§ **INFORMATION SHOWN**:
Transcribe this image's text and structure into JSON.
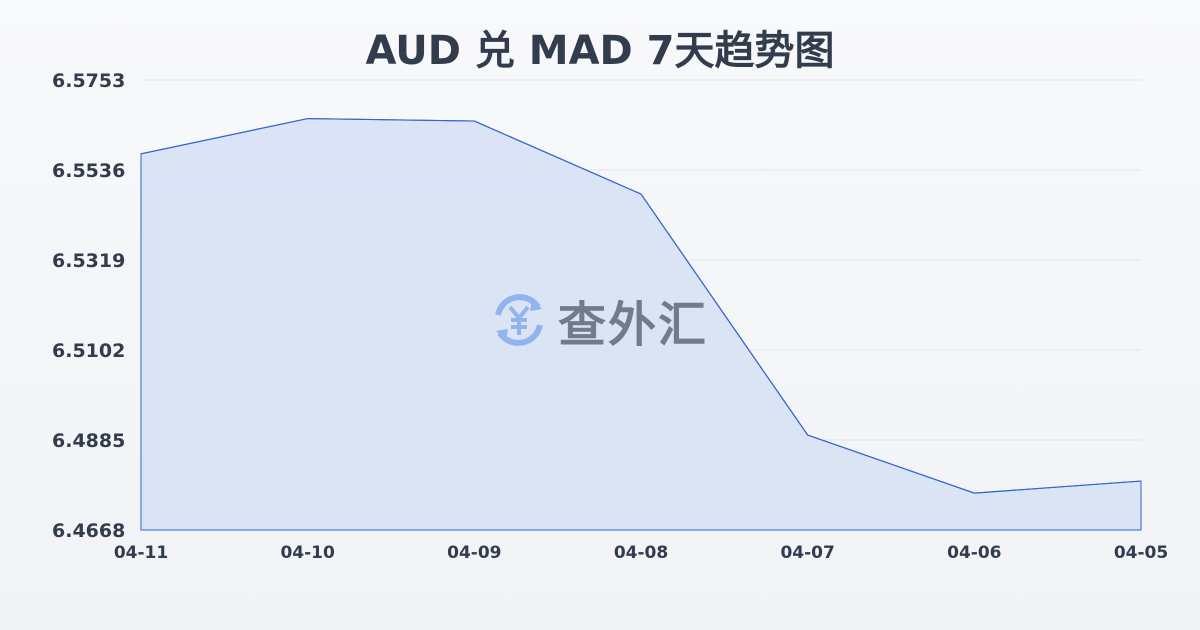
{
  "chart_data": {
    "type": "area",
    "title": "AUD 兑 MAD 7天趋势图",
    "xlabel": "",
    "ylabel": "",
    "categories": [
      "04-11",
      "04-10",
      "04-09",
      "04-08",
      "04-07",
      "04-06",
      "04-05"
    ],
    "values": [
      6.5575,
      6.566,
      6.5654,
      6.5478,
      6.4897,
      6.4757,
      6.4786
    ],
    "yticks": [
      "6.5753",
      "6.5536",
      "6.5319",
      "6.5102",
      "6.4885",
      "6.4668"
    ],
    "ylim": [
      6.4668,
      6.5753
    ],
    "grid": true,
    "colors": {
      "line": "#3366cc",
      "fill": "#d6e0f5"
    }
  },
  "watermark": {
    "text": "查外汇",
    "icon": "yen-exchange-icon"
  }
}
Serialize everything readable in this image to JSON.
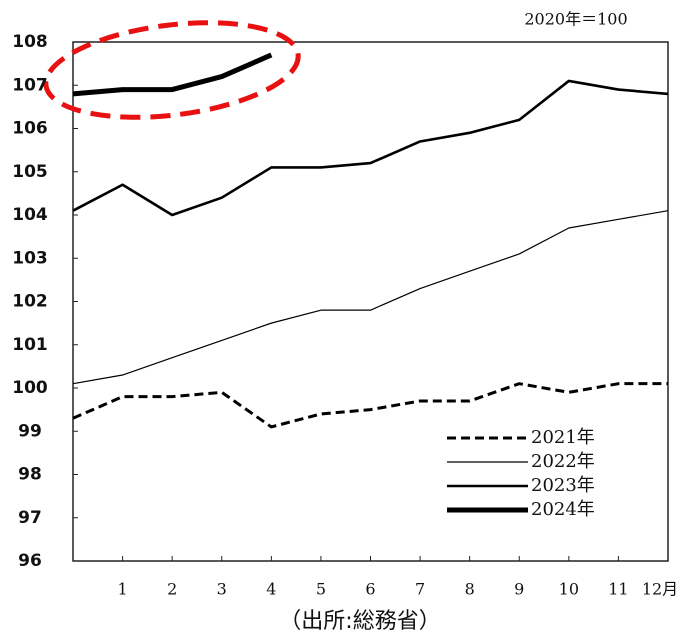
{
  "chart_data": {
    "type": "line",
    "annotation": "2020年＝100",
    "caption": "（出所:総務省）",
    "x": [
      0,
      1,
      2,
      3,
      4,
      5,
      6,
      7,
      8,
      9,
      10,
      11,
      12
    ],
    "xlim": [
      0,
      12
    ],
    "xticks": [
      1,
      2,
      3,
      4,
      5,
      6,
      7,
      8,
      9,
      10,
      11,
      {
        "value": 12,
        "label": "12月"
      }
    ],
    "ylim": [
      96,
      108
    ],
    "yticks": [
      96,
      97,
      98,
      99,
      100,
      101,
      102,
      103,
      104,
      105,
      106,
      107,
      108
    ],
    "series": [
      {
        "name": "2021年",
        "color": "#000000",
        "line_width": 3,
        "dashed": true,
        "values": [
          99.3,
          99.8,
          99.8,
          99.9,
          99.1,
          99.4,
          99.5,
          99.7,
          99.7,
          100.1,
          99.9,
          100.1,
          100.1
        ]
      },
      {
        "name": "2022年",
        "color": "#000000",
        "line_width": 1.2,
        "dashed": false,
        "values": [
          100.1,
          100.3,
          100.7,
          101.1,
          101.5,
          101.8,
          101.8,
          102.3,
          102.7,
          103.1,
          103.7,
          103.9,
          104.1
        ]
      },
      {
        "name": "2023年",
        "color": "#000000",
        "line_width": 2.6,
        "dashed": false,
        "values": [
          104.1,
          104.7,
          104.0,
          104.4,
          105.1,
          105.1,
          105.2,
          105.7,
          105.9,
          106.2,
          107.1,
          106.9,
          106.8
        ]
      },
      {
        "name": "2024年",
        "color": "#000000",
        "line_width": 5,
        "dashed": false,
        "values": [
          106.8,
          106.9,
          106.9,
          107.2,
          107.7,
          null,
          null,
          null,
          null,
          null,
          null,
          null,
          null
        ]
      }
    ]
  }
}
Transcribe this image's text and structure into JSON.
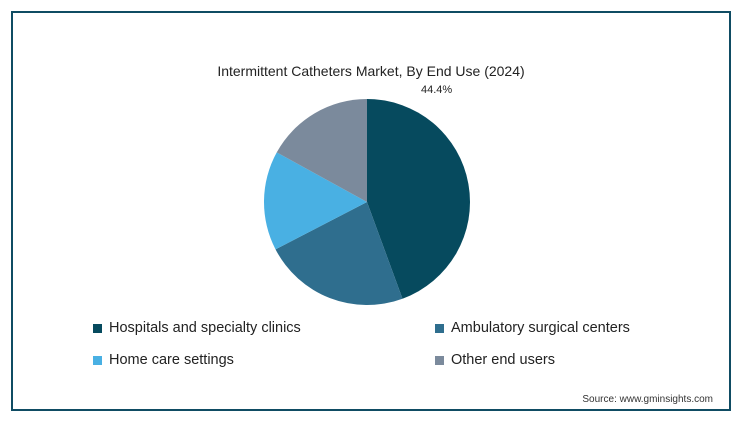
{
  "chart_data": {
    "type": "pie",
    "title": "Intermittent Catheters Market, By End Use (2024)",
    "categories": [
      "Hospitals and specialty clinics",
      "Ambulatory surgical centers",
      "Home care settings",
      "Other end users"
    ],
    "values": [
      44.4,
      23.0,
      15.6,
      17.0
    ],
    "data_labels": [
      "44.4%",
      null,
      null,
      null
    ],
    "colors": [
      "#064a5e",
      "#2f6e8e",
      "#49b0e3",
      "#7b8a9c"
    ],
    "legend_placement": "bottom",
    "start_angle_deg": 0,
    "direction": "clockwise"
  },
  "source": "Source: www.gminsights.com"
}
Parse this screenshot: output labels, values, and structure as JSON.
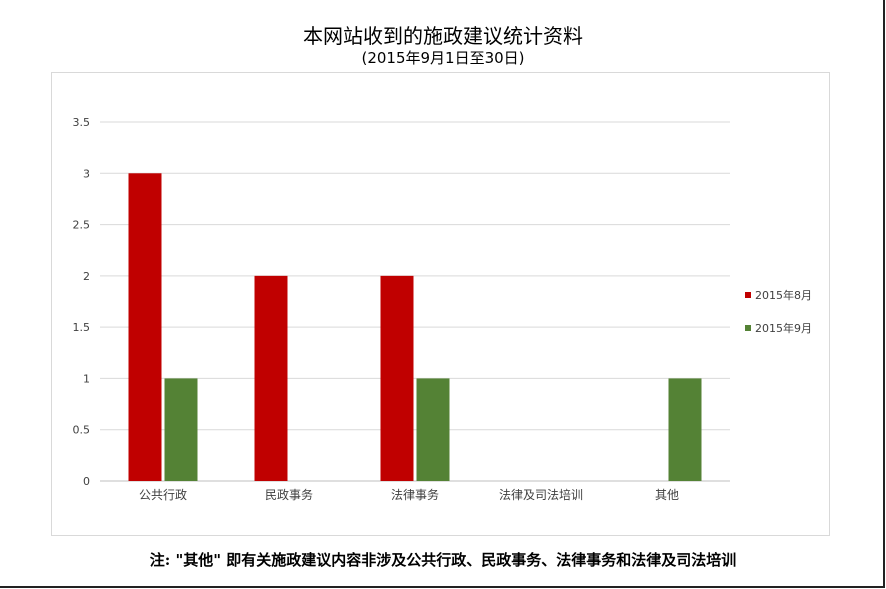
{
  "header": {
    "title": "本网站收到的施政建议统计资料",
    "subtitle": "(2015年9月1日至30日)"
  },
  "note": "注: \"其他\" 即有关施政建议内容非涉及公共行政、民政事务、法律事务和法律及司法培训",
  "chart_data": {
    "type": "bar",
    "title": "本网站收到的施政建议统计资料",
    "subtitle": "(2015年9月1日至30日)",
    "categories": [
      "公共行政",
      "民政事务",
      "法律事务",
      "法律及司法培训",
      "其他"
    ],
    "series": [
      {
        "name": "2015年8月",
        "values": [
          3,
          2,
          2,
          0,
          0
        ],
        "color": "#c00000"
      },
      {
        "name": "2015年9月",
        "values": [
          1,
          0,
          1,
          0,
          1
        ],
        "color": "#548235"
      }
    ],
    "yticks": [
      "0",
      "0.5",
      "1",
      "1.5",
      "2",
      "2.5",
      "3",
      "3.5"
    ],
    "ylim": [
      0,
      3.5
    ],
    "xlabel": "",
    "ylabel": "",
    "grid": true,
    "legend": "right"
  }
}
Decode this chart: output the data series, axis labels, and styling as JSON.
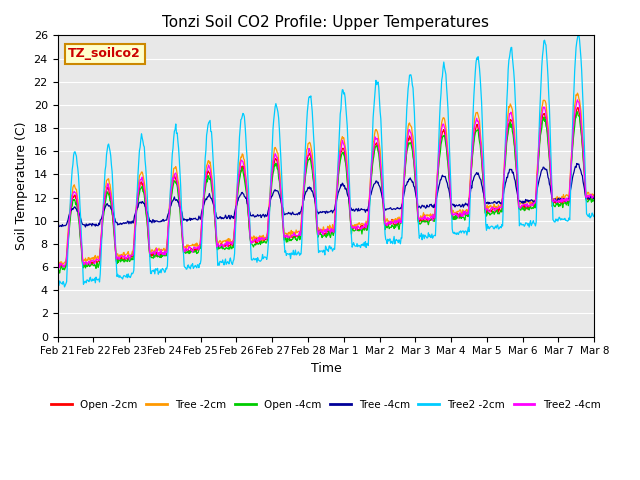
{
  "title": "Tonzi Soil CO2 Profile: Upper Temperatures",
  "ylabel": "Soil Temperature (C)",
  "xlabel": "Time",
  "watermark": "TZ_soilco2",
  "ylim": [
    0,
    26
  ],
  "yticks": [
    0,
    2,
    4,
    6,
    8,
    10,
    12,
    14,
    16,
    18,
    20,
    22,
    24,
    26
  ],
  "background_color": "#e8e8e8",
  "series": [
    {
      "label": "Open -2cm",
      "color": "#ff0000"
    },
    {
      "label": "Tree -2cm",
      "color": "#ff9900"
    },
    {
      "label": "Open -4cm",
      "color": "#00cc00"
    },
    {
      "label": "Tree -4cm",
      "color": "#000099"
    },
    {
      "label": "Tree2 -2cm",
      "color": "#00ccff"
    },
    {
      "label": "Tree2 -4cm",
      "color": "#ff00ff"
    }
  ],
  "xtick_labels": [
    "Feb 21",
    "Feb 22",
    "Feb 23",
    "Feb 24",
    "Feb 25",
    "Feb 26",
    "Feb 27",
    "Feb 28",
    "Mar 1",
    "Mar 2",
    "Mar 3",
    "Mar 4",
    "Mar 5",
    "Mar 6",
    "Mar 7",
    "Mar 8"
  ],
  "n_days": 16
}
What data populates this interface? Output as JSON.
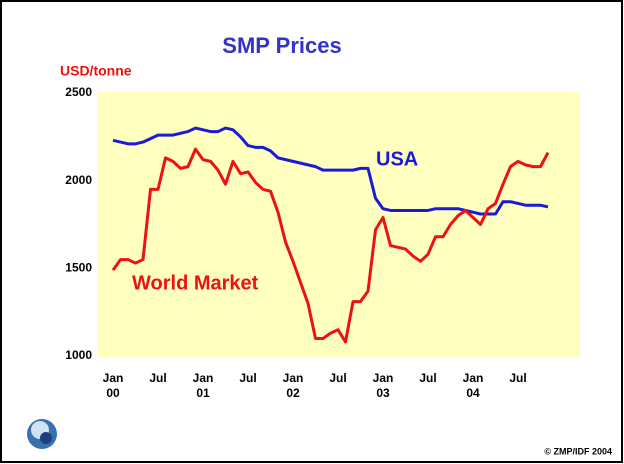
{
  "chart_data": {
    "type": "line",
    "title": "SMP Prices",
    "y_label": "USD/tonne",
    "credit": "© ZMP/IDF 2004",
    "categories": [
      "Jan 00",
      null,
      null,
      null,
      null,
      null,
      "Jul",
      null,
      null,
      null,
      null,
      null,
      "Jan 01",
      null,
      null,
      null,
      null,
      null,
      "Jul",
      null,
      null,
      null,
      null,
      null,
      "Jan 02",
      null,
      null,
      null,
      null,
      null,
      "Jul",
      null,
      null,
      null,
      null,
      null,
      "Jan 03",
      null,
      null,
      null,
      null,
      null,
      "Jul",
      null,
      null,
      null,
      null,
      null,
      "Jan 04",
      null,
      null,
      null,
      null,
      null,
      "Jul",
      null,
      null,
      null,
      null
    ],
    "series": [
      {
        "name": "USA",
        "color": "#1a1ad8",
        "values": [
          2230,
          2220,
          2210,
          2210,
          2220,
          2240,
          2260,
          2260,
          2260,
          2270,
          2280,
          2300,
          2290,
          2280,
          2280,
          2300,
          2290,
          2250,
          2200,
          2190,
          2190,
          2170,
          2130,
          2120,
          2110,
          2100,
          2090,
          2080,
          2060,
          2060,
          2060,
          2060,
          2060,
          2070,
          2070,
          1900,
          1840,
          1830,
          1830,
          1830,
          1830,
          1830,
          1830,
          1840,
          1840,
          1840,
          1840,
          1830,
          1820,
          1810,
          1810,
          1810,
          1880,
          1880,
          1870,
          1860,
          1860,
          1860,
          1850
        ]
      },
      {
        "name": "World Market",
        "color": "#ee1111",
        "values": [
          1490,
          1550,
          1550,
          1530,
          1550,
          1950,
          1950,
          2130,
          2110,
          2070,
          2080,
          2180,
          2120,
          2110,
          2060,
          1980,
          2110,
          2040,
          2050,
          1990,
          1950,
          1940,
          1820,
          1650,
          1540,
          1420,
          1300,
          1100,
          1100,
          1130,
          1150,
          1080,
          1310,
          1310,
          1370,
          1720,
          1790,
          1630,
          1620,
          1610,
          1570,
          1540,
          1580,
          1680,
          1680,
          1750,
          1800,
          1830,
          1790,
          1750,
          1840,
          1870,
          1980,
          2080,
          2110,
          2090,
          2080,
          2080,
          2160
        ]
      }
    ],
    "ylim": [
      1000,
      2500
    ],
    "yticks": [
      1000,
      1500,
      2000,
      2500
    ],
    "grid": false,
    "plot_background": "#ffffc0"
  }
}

§ **PROBLEM DETAILS**: Report only the number of lines that hold the string "JSON" in this listing.

§ **THE REPLY**: 6